╭─ Stored rows
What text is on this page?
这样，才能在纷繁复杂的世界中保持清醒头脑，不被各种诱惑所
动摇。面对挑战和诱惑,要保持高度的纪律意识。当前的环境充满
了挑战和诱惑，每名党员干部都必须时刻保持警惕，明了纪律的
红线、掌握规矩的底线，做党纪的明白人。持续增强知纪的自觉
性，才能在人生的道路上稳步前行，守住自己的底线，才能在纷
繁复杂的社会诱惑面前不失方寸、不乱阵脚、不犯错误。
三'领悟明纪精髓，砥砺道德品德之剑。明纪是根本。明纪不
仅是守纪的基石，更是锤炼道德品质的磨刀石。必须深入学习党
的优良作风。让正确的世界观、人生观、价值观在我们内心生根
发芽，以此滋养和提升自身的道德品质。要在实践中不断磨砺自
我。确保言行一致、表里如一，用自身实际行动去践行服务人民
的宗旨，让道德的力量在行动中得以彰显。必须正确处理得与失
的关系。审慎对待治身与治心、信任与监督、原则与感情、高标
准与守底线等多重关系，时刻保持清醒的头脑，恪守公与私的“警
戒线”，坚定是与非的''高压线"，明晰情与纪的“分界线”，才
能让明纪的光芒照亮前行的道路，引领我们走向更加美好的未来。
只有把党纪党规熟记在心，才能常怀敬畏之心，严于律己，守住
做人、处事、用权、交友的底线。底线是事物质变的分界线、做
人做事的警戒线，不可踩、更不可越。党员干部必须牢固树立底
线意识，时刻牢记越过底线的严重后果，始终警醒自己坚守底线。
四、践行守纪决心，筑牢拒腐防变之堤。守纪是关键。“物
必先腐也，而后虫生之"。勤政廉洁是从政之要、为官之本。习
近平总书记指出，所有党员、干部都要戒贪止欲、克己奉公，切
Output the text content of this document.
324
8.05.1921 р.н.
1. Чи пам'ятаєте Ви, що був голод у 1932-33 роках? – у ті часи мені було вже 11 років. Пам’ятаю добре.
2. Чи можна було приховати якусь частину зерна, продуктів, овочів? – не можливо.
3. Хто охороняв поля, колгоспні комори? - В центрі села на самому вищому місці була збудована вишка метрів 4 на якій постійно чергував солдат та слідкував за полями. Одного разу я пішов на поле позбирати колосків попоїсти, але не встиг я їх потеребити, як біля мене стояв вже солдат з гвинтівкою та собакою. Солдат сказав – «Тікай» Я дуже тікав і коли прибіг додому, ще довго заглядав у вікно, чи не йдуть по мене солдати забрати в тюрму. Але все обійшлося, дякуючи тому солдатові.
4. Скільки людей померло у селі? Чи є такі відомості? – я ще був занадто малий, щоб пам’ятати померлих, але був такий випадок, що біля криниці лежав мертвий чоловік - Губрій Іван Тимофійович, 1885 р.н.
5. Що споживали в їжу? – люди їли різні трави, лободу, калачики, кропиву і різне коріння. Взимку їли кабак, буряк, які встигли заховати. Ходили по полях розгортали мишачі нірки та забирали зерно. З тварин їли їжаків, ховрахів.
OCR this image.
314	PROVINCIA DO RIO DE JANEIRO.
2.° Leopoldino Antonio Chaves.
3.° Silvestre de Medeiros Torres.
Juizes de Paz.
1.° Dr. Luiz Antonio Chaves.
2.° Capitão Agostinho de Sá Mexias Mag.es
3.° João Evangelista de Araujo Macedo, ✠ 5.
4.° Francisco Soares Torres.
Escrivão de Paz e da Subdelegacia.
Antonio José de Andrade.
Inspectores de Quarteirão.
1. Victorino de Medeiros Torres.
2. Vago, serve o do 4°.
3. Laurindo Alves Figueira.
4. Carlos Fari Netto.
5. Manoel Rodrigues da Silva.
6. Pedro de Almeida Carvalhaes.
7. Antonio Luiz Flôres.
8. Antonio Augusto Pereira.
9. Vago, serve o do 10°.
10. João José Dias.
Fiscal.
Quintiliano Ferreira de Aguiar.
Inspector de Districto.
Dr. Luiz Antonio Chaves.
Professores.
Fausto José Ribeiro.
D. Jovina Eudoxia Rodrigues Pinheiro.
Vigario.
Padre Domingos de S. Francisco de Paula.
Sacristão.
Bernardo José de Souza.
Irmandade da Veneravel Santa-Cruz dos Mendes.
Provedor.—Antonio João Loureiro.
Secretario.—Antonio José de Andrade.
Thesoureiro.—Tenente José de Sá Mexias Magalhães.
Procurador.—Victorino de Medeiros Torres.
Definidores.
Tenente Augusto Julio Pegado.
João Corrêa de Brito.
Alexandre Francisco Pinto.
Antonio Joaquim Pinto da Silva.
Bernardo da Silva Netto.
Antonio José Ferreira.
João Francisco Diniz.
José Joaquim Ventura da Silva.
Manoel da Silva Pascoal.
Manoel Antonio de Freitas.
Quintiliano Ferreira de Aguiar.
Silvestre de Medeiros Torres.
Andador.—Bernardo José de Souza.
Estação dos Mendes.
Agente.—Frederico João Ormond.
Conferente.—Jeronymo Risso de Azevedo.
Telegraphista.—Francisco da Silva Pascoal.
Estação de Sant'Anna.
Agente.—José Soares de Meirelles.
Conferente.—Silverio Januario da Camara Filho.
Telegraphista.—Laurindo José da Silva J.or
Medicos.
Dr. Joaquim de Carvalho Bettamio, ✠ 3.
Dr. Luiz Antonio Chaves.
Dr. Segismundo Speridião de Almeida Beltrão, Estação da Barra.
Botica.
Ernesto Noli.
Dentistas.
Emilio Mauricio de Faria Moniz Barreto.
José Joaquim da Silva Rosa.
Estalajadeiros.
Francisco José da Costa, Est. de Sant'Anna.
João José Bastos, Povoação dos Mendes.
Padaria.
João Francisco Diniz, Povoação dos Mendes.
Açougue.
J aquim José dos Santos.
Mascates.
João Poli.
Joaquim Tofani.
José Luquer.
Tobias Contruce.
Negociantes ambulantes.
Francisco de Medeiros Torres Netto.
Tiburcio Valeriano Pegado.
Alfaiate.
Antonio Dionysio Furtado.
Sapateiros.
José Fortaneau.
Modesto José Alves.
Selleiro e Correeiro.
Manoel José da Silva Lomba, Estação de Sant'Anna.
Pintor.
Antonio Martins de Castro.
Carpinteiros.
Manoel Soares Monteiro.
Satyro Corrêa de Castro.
╰─
Written request - Pick out every line above that holds the word "Castro" and copy it.

Complete answer -
Antonio Martins de Castro.
Satyro Corrêa de Castro.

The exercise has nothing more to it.